= Extracted information =
---*---

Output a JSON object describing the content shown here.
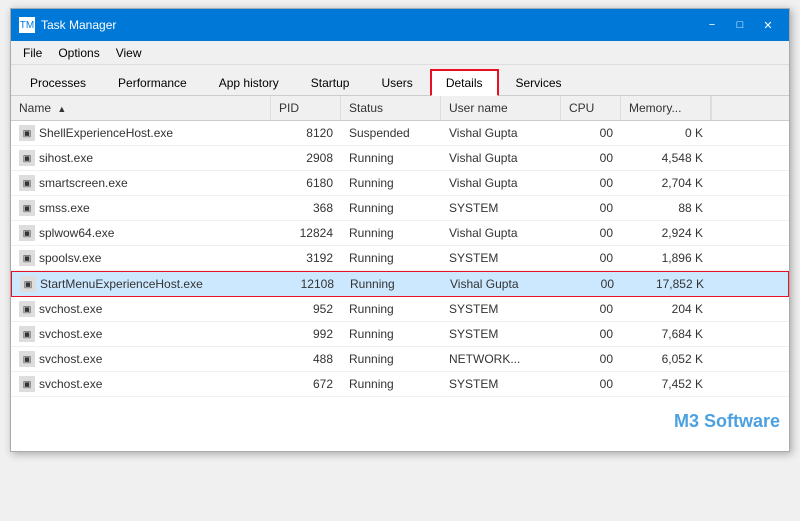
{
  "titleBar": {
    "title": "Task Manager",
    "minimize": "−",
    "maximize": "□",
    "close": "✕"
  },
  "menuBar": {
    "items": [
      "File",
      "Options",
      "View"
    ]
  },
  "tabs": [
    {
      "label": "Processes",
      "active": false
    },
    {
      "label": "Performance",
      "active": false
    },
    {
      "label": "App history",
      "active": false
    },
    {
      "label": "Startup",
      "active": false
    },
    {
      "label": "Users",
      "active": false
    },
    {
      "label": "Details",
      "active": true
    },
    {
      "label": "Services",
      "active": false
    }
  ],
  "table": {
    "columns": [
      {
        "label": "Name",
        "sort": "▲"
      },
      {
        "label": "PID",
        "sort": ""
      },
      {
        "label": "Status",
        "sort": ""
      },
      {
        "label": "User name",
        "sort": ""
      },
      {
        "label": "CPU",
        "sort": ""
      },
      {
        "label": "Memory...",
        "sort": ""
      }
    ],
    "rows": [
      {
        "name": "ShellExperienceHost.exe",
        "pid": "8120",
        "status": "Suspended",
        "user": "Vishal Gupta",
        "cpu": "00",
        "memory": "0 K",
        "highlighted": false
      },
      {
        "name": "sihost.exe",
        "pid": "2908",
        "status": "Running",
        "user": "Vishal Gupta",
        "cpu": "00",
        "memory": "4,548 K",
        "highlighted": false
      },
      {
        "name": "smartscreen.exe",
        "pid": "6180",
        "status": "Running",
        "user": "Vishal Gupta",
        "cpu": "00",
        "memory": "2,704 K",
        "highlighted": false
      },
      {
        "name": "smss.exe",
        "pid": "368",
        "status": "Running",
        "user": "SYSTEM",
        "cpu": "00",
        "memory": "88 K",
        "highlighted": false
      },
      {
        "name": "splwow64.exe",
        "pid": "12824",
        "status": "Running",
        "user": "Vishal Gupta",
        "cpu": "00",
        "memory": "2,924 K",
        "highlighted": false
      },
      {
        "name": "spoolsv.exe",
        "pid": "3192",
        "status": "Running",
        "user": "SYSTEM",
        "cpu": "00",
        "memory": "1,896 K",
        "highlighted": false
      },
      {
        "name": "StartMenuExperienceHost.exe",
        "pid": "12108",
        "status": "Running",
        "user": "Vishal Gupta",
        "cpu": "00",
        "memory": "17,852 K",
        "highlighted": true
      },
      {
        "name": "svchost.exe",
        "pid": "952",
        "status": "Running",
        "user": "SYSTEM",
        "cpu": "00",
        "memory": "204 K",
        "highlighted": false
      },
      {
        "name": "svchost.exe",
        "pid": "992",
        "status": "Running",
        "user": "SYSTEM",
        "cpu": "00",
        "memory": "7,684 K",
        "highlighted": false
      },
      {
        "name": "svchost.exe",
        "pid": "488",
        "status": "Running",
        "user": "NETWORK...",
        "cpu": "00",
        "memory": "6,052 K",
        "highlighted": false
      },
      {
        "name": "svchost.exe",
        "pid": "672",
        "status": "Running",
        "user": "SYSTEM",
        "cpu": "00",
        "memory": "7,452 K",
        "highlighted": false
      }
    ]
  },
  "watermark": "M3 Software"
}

---*---

= Directions for this task =
Output the full set of records above without changing a word, and drop the images.

= Result of this exercise =
Output a JSON object describing the content shown here.
{
  "titleBar": {
    "title": "Task Manager",
    "minimize": "−",
    "maximize": "□",
    "close": "✕"
  },
  "menuBar": {
    "items": [
      "File",
      "Options",
      "View"
    ]
  },
  "tabs": [
    {
      "label": "Processes",
      "active": false
    },
    {
      "label": "Performance",
      "active": false
    },
    {
      "label": "App history",
      "active": false
    },
    {
      "label": "Startup",
      "active": false
    },
    {
      "label": "Users",
      "active": false
    },
    {
      "label": "Details",
      "active": true
    },
    {
      "label": "Services",
      "active": false
    }
  ],
  "table": {
    "columns": [
      {
        "label": "Name",
        "sort": "▲"
      },
      {
        "label": "PID",
        "sort": ""
      },
      {
        "label": "Status",
        "sort": ""
      },
      {
        "label": "User name",
        "sort": ""
      },
      {
        "label": "CPU",
        "sort": ""
      },
      {
        "label": "Memory...",
        "sort": ""
      }
    ],
    "rows": [
      {
        "name": "ShellExperienceHost.exe",
        "pid": "8120",
        "status": "Suspended",
        "user": "Vishal Gupta",
        "cpu": "00",
        "memory": "0 K",
        "highlighted": false
      },
      {
        "name": "sihost.exe",
        "pid": "2908",
        "status": "Running",
        "user": "Vishal Gupta",
        "cpu": "00",
        "memory": "4,548 K",
        "highlighted": false
      },
      {
        "name": "smartscreen.exe",
        "pid": "6180",
        "status": "Running",
        "user": "Vishal Gupta",
        "cpu": "00",
        "memory": "2,704 K",
        "highlighted": false
      },
      {
        "name": "smss.exe",
        "pid": "368",
        "status": "Running",
        "user": "SYSTEM",
        "cpu": "00",
        "memory": "88 K",
        "highlighted": false
      },
      {
        "name": "splwow64.exe",
        "pid": "12824",
        "status": "Running",
        "user": "Vishal Gupta",
        "cpu": "00",
        "memory": "2,924 K",
        "highlighted": false
      },
      {
        "name": "spoolsv.exe",
        "pid": "3192",
        "status": "Running",
        "user": "SYSTEM",
        "cpu": "00",
        "memory": "1,896 K",
        "highlighted": false
      },
      {
        "name": "StartMenuExperienceHost.exe",
        "pid": "12108",
        "status": "Running",
        "user": "Vishal Gupta",
        "cpu": "00",
        "memory": "17,852 K",
        "highlighted": true
      },
      {
        "name": "svchost.exe",
        "pid": "952",
        "status": "Running",
        "user": "SYSTEM",
        "cpu": "00",
        "memory": "204 K",
        "highlighted": false
      },
      {
        "name": "svchost.exe",
        "pid": "992",
        "status": "Running",
        "user": "SYSTEM",
        "cpu": "00",
        "memory": "7,684 K",
        "highlighted": false
      },
      {
        "name": "svchost.exe",
        "pid": "488",
        "status": "Running",
        "user": "NETWORK...",
        "cpu": "00",
        "memory": "6,052 K",
        "highlighted": false
      },
      {
        "name": "svchost.exe",
        "pid": "672",
        "status": "Running",
        "user": "SYSTEM",
        "cpu": "00",
        "memory": "7,452 K",
        "highlighted": false
      }
    ]
  },
  "watermark": "M3 Software"
}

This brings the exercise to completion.